• Direction: Using the entries that follow, collect the lines where the word "marker" appears.

───

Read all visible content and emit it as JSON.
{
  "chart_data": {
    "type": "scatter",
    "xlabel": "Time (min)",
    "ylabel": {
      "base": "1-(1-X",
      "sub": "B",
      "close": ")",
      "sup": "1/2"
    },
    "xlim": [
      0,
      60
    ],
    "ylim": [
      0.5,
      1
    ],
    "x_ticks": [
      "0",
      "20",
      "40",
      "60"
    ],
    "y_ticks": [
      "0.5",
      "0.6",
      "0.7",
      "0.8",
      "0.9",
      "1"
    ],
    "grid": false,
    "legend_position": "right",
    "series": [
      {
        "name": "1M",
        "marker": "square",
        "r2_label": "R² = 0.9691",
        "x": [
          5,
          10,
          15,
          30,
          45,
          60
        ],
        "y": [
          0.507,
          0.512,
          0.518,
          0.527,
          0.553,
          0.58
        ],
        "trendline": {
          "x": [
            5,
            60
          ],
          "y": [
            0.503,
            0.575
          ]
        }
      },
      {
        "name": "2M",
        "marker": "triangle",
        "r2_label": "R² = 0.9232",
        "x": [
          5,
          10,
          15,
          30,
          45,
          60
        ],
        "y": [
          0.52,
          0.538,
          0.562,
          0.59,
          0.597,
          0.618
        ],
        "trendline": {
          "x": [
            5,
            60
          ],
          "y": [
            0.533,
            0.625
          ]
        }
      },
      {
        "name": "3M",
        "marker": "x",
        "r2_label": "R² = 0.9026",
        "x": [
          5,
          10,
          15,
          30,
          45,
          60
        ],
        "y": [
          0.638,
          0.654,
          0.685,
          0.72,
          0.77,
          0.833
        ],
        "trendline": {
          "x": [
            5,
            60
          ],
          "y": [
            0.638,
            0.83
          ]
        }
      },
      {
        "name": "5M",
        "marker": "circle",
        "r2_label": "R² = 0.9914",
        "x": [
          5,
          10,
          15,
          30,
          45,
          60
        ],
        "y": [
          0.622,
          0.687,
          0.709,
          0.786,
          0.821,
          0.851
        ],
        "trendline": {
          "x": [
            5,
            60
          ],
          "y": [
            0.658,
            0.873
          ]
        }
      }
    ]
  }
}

───

• Task result:
        "marker": "square",
        "marker": "triangle",
        "marker": "x",
        "marker": "circle",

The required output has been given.